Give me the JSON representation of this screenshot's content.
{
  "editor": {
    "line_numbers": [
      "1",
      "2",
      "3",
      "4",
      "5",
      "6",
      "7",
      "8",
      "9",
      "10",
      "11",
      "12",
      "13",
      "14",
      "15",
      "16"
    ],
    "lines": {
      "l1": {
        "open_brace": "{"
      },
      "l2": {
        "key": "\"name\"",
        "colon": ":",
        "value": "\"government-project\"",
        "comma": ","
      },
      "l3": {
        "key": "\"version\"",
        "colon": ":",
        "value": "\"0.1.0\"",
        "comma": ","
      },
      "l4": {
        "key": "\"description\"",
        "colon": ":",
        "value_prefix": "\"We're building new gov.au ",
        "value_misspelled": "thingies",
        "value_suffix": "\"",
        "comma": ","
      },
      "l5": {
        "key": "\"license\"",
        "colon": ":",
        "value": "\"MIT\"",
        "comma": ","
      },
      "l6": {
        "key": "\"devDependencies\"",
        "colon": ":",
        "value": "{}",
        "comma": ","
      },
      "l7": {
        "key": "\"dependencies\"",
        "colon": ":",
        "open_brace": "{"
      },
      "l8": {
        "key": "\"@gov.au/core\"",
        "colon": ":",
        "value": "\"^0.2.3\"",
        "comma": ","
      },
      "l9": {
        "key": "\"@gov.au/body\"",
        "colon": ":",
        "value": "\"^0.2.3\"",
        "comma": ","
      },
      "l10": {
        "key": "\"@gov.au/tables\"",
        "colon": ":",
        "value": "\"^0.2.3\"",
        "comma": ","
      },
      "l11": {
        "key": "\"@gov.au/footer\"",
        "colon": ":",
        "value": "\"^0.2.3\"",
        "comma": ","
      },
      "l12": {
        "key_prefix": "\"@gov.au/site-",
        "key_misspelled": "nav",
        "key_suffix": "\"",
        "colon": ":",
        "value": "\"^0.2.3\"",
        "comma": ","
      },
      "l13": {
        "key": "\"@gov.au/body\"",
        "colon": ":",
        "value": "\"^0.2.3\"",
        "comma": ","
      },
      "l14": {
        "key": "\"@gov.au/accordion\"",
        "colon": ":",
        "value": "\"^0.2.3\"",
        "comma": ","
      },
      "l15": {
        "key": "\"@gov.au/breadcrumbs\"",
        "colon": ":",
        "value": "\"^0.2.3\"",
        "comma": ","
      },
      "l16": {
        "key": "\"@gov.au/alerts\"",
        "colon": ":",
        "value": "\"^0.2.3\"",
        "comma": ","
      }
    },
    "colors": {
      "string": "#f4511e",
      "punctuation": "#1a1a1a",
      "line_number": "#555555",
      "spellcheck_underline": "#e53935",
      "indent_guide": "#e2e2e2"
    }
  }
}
☆ ☆ ☆ ☆
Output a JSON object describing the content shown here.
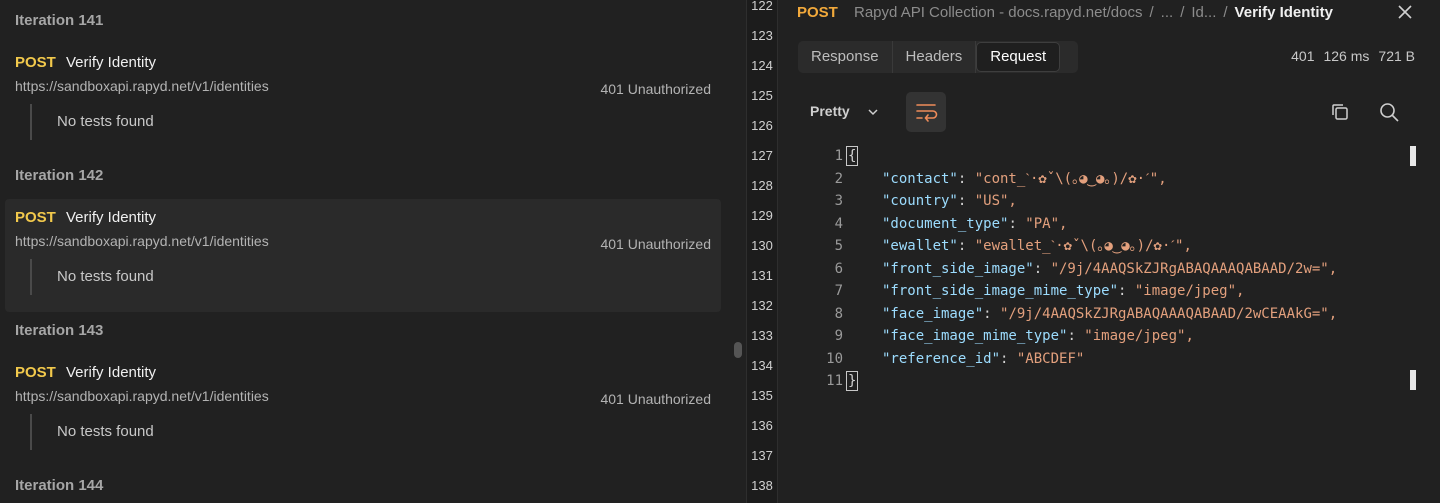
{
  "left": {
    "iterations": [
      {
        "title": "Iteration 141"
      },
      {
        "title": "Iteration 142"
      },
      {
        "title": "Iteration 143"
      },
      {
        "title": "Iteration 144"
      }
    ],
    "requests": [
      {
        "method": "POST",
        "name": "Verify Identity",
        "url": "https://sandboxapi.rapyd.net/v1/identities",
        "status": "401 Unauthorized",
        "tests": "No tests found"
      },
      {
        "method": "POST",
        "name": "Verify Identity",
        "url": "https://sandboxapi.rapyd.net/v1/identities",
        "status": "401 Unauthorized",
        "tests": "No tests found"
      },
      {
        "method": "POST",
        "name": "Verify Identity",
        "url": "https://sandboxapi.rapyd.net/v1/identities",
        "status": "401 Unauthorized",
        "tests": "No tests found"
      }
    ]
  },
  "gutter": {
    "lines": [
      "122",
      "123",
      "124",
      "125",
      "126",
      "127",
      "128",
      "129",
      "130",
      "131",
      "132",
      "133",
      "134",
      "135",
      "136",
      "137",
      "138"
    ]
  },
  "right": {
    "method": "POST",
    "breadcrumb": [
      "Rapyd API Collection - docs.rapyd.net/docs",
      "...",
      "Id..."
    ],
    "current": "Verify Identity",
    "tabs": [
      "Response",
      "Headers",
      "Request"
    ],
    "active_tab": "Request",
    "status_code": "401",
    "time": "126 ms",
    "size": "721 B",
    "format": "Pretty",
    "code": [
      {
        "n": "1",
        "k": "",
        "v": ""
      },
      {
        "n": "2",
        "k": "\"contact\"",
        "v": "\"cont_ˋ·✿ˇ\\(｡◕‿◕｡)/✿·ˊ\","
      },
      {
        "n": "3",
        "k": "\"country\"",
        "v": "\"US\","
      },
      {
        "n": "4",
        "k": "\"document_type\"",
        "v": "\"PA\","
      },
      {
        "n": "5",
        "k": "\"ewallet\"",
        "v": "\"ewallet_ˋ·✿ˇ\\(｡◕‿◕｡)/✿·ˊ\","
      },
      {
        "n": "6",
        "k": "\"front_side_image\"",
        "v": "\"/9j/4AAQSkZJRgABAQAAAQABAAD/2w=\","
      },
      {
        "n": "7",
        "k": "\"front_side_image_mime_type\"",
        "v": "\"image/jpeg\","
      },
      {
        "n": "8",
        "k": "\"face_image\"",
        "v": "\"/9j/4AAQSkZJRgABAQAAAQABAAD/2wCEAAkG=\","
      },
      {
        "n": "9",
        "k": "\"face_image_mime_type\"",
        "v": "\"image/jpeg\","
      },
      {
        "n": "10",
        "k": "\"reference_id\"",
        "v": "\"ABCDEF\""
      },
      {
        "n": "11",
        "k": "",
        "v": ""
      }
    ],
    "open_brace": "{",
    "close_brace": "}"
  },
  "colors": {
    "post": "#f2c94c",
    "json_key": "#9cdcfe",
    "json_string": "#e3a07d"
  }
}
☆ ☆ ☆ ☆
From the data above, pick out each line containing "title" and copy it.

        "title": "Iteration 141"
        "title": "Iteration 142"
        "title": "Iteration 143"
        "title": "Iteration 144"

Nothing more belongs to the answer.